### Data records:
---

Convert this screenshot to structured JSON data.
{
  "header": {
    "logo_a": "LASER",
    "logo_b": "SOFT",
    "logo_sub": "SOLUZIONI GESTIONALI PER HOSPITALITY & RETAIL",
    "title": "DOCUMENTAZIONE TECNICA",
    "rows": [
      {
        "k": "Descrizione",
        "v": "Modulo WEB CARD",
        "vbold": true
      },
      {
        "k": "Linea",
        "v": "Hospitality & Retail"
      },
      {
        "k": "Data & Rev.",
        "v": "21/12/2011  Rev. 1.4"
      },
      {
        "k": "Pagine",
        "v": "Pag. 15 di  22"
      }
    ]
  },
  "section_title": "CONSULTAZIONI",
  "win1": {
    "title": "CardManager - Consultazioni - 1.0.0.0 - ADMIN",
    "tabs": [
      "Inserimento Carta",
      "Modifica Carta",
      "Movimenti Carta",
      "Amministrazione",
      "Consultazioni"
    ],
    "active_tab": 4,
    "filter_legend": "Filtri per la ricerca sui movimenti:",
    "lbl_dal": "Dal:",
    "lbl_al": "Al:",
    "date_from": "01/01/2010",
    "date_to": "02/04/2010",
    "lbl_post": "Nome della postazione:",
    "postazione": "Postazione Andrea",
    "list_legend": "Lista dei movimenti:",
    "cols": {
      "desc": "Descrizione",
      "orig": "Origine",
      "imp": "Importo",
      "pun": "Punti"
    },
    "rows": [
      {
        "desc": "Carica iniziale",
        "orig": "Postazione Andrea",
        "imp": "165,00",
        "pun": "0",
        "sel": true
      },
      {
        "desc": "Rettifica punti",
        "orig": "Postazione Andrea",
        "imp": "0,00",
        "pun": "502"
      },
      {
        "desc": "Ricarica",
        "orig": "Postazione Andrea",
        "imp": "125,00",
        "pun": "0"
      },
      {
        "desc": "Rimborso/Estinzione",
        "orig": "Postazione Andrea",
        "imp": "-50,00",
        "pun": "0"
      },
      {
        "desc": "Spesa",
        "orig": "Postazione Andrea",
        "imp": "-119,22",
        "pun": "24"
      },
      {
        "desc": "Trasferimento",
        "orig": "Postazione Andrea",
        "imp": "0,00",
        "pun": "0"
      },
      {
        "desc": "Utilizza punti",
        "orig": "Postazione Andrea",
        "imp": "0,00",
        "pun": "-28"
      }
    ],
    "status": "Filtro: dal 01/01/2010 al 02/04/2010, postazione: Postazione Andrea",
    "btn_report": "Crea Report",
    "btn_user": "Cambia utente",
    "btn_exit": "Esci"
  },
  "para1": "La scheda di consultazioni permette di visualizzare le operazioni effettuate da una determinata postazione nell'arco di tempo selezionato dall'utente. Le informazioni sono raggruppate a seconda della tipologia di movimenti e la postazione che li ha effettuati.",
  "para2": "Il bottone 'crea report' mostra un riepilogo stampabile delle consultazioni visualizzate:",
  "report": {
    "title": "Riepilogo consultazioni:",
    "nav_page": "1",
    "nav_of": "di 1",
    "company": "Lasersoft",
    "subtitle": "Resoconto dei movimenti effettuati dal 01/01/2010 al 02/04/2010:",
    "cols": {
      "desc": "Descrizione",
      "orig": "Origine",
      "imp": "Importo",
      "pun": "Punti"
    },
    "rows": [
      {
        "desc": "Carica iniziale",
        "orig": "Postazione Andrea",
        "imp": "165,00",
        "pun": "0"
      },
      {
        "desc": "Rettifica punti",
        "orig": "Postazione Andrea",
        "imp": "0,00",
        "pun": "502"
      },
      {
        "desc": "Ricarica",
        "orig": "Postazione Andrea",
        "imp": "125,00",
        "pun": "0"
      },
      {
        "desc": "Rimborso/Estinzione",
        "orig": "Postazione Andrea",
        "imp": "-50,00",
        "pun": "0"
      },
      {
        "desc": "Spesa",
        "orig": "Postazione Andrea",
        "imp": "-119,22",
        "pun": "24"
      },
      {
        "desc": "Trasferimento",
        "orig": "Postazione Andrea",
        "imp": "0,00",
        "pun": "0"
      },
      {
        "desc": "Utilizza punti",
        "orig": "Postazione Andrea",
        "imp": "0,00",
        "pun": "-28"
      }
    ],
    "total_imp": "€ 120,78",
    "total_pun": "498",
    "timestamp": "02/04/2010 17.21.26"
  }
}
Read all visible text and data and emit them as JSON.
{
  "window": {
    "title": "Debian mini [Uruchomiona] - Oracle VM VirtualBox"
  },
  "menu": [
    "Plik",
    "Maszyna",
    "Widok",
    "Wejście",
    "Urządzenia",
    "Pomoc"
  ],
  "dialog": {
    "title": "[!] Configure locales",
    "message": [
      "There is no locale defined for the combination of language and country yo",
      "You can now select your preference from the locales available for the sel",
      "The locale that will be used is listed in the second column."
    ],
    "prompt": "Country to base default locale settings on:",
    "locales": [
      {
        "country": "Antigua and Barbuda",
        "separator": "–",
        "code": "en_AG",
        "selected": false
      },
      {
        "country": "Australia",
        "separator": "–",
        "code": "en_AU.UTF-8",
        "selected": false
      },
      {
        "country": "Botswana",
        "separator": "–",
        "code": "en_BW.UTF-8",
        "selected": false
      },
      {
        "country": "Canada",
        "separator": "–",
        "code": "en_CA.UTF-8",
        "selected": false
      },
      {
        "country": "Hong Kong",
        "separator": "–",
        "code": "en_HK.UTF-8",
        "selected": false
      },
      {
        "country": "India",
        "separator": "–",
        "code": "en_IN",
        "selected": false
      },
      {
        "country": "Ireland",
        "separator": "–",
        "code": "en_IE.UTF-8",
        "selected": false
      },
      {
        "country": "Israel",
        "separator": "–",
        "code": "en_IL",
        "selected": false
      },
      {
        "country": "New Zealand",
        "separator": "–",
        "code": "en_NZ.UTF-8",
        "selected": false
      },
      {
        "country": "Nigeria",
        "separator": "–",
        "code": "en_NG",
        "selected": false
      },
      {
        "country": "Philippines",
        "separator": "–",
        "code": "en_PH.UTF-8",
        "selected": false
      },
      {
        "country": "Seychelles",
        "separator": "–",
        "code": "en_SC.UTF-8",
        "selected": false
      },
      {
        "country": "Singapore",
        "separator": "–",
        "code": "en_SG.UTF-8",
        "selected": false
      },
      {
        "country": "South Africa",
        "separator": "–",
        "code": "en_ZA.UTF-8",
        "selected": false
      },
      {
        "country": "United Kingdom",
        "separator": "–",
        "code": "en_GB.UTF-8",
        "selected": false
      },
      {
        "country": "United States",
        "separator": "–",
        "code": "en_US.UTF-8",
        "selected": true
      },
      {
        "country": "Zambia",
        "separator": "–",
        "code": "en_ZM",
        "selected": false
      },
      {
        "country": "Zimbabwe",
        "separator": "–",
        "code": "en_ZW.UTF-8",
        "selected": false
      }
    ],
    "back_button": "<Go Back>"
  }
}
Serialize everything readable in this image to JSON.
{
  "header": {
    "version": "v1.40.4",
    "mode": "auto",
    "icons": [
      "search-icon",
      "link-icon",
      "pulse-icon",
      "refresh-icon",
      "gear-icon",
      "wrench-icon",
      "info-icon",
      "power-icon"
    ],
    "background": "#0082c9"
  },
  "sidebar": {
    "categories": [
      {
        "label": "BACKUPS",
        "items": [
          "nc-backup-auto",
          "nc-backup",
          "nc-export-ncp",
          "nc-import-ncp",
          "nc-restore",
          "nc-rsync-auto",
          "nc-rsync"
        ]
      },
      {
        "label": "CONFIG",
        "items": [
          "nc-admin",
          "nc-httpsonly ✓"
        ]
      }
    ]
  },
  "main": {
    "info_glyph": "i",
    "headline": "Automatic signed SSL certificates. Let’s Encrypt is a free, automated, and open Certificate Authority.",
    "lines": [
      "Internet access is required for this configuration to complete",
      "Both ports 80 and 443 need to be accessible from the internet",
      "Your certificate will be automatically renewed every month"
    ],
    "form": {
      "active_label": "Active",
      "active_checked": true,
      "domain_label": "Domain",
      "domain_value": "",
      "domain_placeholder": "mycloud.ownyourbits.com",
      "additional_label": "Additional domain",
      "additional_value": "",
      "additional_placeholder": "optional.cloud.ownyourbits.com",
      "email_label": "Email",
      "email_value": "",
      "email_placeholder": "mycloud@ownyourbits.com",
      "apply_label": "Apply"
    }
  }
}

---

### STATED TASK:
Only the number is wanted: how many lines in the data include the word "true"?

### THE REPLY:
4